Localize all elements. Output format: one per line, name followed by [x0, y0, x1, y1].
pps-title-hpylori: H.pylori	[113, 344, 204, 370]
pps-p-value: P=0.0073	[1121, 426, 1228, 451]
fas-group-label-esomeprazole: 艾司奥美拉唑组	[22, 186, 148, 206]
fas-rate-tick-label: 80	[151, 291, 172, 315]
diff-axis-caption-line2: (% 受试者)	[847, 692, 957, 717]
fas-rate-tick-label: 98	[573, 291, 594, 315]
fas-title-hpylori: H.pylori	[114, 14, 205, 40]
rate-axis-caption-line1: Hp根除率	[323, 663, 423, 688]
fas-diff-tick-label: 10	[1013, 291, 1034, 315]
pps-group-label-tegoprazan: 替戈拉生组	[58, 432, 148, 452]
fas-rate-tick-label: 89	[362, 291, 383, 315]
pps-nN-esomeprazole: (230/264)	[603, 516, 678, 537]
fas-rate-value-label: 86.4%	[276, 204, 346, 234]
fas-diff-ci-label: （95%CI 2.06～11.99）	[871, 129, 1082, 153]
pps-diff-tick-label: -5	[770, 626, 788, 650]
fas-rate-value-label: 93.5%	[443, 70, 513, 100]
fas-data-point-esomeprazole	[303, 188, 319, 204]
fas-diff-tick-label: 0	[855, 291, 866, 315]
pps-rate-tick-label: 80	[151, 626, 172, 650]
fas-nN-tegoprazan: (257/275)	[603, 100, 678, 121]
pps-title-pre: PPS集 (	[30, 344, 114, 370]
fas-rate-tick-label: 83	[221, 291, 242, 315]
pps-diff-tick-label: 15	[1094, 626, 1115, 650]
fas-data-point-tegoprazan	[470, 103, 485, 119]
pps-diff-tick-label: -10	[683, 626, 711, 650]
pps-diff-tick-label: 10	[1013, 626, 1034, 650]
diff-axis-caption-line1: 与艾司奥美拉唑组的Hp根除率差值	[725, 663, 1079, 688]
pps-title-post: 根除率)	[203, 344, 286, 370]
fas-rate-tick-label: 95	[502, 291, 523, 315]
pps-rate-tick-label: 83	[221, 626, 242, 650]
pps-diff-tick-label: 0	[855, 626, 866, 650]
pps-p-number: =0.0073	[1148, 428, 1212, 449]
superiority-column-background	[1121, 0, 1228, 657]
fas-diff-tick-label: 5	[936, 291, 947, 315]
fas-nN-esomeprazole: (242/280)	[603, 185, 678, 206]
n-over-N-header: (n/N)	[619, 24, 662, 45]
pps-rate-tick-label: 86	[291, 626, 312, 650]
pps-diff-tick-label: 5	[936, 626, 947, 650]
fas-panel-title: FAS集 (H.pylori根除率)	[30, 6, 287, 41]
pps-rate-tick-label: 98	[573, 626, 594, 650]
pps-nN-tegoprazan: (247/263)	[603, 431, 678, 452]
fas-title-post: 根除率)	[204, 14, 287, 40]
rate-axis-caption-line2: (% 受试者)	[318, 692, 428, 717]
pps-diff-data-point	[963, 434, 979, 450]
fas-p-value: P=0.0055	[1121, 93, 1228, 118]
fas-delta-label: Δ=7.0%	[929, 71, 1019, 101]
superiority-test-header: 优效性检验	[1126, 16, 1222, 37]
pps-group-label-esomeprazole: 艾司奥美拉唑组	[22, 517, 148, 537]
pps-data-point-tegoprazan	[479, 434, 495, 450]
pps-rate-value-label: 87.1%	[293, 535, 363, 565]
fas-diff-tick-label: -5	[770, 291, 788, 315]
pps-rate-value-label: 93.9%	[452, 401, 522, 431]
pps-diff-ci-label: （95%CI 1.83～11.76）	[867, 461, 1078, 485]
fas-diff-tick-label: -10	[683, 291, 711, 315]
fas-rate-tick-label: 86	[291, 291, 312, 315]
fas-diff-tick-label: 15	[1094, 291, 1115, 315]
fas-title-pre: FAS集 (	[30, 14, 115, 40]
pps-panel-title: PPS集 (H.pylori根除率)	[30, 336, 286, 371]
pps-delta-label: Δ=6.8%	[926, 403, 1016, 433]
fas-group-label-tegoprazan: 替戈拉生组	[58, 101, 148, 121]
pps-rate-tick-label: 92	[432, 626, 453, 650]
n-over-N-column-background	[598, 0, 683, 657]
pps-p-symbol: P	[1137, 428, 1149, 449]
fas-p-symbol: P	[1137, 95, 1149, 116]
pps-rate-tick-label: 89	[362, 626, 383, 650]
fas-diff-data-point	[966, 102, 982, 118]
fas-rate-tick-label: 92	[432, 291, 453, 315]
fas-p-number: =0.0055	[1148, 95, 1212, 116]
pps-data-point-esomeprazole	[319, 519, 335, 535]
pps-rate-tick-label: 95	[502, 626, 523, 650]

# PROMPT
Reproduce every line of the material above verbatim, in the same order and with nothing changed.

# TASK SOLUTION
Localize all elements. Output format: one per line, name followed by [x0, y0, x1, y1].
pps-title-hpylori: H.pylori	[113, 344, 204, 370]
pps-p-value: P=0.0073	[1121, 426, 1228, 451]
fas-group-label-esomeprazole: 艾司奥美拉唑组	[22, 186, 148, 206]
fas-rate-tick-label: 80	[151, 291, 172, 315]
diff-axis-caption-line2: (% 受试者)	[847, 692, 957, 717]
fas-rate-tick-label: 98	[573, 291, 594, 315]
fas-title-hpylori: H.pylori	[114, 14, 205, 40]
rate-axis-caption-line1: Hp根除率	[323, 663, 423, 688]
fas-diff-tick-label: 10	[1013, 291, 1034, 315]
pps-group-label-tegoprazan: 替戈拉生组	[58, 432, 148, 452]
fas-rate-tick-label: 89	[362, 291, 383, 315]
pps-nN-esomeprazole: (230/264)	[603, 516, 678, 537]
fas-rate-value-label: 86.4%	[276, 204, 346, 234]
fas-diff-ci-label: （95%CI 2.06～11.99）	[871, 129, 1082, 153]
pps-diff-tick-label: -5	[770, 626, 788, 650]
fas-rate-value-label: 93.5%	[443, 70, 513, 100]
fas-data-point-esomeprazole	[303, 188, 319, 204]
fas-diff-tick-label: 0	[855, 291, 866, 315]
pps-rate-tick-label: 80	[151, 626, 172, 650]
fas-nN-tegoprazan: (257/275)	[603, 100, 678, 121]
pps-title-pre: PPS集 (	[30, 344, 114, 370]
fas-rate-tick-label: 83	[221, 291, 242, 315]
pps-diff-tick-label: 15	[1094, 626, 1115, 650]
fas-data-point-tegoprazan	[470, 103, 485, 119]
pps-diff-tick-label: -10	[683, 626, 711, 650]
pps-diff-tick-label: 10	[1013, 626, 1034, 650]
diff-axis-caption-line1: 与艾司奥美拉唑组的Hp根除率差值	[725, 663, 1079, 688]
pps-title-post: 根除率)	[203, 344, 286, 370]
fas-rate-tick-label: 95	[502, 291, 523, 315]
pps-rate-tick-label: 83	[221, 626, 242, 650]
pps-diff-tick-label: 0	[855, 626, 866, 650]
pps-p-number: =0.0073	[1148, 428, 1212, 449]
superiority-column-background	[1121, 0, 1228, 657]
fas-diff-tick-label: 5	[936, 291, 947, 315]
fas-nN-esomeprazole: (242/280)	[603, 185, 678, 206]
n-over-N-header: (n/N)	[619, 24, 662, 45]
pps-rate-tick-label: 86	[291, 626, 312, 650]
pps-diff-tick-label: 5	[936, 626, 947, 650]
fas-panel-title: FAS集 (H.pylori根除率)	[30, 6, 287, 41]
pps-rate-tick-label: 98	[573, 626, 594, 650]
pps-nN-tegoprazan: (247/263)	[603, 431, 678, 452]
fas-title-post: 根除率)	[204, 14, 287, 40]
rate-axis-caption-line2: (% 受试者)	[318, 692, 428, 717]
pps-diff-data-point	[963, 434, 979, 450]
fas-p-value: P=0.0055	[1121, 93, 1228, 118]
fas-delta-label: Δ=7.0%	[929, 71, 1019, 101]
superiority-test-header: 优效性检验	[1126, 16, 1222, 37]
pps-group-label-esomeprazole: 艾司奥美拉唑组	[22, 517, 148, 537]
pps-data-point-tegoprazan	[479, 434, 495, 450]
pps-rate-value-label: 87.1%	[293, 535, 363, 565]
fas-diff-tick-label: -5	[770, 291, 788, 315]
pps-rate-value-label: 93.9%	[452, 401, 522, 431]
pps-diff-ci-label: （95%CI 1.83～11.76）	[867, 461, 1078, 485]
fas-diff-tick-label: -10	[683, 291, 711, 315]
fas-rate-tick-label: 86	[291, 291, 312, 315]
fas-diff-tick-label: 15	[1094, 291, 1115, 315]
fas-title-pre: FAS集 (	[30, 14, 115, 40]
pps-panel-title: PPS集 (H.pylori根除率)	[30, 336, 286, 371]
pps-delta-label: Δ=6.8%	[926, 403, 1016, 433]
fas-group-label-tegoprazan: 替戈拉生组	[58, 101, 148, 121]
pps-rate-tick-label: 92	[432, 626, 453, 650]
n-over-N-column-background	[598, 0, 683, 657]
pps-p-symbol: P	[1137, 428, 1149, 449]
fas-p-symbol: P	[1137, 95, 1149, 116]
pps-rate-tick-label: 89	[362, 626, 383, 650]
fas-diff-data-point	[966, 102, 982, 118]
fas-rate-tick-label: 92	[432, 291, 453, 315]
fas-p-number: =0.0055	[1148, 95, 1212, 116]
pps-data-point-esomeprazole	[319, 519, 335, 535]
pps-rate-tick-label: 95	[502, 626, 523, 650]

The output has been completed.